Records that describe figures
● ● ● ●
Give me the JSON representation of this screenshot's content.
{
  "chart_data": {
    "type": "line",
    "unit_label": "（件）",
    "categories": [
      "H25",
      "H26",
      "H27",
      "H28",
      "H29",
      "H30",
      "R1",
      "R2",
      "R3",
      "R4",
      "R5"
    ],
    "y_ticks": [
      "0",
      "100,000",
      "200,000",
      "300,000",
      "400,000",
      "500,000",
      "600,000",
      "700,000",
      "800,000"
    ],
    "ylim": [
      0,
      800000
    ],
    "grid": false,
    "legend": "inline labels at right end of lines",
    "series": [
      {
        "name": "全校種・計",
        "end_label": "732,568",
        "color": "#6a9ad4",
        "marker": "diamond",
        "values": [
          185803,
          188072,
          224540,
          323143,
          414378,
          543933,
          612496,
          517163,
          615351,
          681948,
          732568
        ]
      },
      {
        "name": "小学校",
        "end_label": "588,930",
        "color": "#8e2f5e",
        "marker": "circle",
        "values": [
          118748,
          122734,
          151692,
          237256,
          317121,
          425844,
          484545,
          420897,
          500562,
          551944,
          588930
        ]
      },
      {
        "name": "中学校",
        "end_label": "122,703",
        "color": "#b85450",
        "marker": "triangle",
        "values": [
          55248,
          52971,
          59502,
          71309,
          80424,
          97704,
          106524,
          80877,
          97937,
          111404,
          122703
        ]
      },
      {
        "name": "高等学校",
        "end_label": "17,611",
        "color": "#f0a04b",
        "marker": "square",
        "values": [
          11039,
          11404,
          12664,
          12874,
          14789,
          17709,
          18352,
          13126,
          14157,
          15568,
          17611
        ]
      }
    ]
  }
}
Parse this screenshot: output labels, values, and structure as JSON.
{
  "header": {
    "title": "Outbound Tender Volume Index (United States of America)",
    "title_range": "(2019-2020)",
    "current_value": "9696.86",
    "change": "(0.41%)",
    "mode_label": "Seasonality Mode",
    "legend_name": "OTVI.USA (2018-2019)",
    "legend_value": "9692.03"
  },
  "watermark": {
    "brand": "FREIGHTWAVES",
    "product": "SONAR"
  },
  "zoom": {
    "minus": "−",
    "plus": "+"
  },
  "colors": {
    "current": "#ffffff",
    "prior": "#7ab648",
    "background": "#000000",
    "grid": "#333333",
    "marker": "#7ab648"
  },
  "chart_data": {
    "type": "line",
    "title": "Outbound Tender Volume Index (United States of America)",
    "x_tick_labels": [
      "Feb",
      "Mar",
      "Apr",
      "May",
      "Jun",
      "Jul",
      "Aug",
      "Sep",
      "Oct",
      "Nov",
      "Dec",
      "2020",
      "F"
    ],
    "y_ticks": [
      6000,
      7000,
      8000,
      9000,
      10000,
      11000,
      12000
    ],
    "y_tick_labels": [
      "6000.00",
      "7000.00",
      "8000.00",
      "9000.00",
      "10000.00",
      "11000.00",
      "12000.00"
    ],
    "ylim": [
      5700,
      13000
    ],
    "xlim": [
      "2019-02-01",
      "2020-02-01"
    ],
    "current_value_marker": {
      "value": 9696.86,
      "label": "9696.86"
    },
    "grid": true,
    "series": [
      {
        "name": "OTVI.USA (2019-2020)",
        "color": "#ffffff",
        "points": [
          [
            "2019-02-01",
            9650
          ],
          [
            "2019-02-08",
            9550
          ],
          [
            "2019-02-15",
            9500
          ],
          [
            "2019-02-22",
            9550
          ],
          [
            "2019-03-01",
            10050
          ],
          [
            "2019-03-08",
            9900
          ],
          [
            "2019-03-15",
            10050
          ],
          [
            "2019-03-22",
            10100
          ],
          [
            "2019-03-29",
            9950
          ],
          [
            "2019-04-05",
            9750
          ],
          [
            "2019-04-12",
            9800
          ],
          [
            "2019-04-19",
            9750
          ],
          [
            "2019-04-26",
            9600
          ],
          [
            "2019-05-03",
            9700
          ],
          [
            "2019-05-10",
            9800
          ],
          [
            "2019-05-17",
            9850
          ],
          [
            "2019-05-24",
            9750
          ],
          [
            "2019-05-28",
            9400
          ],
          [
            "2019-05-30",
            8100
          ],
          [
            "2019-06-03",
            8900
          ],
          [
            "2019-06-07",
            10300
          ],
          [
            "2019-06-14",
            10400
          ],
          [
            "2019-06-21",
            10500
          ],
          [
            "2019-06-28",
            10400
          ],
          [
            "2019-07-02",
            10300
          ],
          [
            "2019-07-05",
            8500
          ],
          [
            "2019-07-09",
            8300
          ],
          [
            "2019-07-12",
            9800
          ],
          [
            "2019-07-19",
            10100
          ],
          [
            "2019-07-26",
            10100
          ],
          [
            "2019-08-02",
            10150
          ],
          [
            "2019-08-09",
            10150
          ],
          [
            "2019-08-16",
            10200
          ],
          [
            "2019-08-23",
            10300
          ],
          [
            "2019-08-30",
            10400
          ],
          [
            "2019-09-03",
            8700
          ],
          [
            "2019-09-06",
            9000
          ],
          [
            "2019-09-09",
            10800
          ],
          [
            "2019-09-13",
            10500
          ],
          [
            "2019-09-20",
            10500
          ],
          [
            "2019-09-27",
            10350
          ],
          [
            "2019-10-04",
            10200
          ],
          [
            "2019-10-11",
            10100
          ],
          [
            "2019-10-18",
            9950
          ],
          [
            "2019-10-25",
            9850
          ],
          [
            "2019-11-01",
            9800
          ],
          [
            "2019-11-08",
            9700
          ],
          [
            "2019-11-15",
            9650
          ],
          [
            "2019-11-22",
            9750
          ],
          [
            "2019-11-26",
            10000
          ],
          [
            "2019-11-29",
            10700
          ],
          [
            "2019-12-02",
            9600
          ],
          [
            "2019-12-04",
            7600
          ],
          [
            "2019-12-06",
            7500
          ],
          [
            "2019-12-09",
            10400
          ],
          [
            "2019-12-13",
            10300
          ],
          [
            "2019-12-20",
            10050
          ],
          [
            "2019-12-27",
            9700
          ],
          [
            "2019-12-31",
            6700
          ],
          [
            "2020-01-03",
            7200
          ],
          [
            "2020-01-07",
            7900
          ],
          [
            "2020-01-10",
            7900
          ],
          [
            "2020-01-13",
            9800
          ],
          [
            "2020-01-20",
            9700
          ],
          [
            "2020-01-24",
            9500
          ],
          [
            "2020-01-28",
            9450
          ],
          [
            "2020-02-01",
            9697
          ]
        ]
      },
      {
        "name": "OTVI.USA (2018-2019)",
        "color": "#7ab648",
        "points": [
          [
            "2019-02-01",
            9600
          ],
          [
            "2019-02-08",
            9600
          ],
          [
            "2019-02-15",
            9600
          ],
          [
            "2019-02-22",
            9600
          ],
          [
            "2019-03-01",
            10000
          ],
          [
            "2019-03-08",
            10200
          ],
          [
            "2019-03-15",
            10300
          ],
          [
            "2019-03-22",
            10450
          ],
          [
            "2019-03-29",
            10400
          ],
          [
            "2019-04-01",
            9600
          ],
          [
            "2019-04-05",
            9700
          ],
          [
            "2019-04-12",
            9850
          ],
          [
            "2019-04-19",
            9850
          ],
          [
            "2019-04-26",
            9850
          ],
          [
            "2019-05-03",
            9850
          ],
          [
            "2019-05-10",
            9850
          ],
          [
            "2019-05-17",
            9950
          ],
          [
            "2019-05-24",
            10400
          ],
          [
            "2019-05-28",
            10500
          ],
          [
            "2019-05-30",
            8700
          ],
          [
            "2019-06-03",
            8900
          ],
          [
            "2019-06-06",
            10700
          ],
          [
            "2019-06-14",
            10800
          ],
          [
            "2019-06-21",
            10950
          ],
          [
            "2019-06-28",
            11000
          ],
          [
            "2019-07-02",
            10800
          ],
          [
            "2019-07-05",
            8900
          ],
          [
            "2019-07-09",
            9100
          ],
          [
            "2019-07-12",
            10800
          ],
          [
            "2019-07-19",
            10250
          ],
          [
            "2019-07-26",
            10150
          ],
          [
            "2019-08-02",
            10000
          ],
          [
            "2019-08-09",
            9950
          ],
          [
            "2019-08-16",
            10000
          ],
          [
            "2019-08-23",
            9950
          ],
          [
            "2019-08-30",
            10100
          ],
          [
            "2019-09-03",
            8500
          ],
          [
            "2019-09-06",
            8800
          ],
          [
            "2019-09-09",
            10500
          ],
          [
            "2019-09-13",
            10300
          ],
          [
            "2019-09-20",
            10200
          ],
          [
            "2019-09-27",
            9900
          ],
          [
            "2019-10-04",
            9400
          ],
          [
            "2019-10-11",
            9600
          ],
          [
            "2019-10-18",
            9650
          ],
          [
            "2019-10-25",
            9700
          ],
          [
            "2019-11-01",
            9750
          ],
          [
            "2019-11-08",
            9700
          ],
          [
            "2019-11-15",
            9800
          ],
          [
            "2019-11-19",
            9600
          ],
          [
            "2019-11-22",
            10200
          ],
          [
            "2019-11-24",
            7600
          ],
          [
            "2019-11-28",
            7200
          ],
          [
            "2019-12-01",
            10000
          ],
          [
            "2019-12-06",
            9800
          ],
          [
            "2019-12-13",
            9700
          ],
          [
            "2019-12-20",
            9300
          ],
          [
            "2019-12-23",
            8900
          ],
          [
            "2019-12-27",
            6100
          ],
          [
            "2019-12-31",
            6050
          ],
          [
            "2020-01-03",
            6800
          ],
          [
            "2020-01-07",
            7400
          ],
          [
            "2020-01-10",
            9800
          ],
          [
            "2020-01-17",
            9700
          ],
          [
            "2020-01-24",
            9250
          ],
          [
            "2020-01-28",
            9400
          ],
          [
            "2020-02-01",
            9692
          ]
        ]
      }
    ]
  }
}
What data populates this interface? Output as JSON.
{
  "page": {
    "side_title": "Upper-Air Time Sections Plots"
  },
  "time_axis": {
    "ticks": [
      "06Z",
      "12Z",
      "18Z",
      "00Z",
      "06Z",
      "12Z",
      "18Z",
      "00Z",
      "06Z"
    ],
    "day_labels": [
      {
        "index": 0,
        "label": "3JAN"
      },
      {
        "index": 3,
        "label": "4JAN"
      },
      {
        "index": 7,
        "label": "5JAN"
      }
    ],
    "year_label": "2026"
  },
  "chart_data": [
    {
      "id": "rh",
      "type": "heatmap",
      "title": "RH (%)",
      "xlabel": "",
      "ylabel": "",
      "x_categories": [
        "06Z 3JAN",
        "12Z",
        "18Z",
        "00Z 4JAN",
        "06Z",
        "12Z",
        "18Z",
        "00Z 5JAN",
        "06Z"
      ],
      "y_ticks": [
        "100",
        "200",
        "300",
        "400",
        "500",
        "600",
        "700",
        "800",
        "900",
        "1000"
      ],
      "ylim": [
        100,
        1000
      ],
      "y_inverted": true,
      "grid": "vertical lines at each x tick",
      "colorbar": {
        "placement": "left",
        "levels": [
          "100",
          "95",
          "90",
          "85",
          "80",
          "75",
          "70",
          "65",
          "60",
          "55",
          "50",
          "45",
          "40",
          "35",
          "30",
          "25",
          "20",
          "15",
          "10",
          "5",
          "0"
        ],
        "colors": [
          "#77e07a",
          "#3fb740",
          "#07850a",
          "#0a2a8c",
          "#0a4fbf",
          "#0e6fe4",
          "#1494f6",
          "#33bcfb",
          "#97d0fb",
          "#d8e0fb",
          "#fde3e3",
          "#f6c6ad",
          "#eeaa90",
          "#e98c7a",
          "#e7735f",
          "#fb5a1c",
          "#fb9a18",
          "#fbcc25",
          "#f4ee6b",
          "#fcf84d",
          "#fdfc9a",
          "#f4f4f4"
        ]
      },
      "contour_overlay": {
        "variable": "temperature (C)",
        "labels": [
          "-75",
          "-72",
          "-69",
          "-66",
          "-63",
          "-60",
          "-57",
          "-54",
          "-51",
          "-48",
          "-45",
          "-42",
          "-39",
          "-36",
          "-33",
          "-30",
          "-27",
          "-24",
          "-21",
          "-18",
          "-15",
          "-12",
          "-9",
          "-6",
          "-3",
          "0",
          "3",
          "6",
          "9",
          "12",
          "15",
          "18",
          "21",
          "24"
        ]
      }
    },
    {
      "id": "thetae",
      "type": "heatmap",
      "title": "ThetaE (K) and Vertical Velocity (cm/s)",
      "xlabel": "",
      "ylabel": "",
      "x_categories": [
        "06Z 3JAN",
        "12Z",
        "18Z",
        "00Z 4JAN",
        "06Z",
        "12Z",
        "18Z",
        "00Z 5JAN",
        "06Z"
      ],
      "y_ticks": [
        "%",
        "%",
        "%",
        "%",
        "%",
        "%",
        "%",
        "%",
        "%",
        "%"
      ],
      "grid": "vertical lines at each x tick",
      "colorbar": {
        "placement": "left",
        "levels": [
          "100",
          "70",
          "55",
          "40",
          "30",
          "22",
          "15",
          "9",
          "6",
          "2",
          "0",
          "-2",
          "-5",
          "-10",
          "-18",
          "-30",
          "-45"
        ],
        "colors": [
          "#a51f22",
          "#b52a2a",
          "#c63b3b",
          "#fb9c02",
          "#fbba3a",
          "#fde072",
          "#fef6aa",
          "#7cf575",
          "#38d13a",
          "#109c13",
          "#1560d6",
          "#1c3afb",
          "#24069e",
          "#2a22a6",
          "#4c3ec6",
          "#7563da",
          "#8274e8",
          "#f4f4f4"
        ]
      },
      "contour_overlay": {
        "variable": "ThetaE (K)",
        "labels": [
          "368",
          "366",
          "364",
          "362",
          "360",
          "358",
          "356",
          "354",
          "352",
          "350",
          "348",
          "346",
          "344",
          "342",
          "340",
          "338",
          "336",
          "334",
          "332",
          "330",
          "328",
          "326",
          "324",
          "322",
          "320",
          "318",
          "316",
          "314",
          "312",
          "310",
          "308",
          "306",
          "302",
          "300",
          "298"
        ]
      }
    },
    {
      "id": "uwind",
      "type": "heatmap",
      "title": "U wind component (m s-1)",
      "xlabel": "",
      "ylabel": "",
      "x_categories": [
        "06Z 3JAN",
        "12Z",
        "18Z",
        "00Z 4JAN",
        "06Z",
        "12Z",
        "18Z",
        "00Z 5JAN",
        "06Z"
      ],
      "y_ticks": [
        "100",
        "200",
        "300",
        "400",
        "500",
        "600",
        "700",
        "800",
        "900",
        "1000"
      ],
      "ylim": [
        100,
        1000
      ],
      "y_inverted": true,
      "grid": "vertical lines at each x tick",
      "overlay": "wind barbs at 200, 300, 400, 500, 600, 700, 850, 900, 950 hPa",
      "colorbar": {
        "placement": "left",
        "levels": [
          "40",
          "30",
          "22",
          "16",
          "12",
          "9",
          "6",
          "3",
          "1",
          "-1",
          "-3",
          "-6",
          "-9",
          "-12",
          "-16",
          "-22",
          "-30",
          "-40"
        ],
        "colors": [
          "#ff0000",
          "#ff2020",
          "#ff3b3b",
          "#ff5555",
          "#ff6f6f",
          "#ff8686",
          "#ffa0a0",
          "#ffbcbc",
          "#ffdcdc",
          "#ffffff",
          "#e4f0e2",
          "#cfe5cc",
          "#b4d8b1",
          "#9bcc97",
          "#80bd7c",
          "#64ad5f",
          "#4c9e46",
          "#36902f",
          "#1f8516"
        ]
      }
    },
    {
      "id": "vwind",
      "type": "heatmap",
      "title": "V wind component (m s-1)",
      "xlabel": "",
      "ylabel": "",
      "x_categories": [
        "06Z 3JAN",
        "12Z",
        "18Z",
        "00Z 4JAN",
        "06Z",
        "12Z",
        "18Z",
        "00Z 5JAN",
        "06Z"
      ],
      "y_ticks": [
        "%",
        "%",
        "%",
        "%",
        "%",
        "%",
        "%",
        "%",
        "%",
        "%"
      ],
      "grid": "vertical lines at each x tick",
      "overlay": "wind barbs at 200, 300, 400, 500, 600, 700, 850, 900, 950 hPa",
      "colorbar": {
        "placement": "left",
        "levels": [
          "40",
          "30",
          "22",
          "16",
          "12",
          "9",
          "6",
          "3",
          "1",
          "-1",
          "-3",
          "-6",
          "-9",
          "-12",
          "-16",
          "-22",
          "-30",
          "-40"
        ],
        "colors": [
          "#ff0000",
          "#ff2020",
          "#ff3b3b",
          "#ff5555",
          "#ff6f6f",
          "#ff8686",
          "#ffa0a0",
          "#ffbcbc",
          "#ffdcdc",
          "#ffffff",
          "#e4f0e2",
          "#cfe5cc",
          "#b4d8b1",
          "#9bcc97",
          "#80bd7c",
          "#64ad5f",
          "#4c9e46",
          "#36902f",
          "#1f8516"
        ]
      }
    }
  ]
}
● ● ● ●
Directions for this task
Copy all the lines above that hold the string "OTVI".

Task response
    "legend_name": "OTVI.USA (2018-2019)",
        "name": "OTVI.USA (2019-2020)",
        "name": "OTVI.USA (2018-2019)",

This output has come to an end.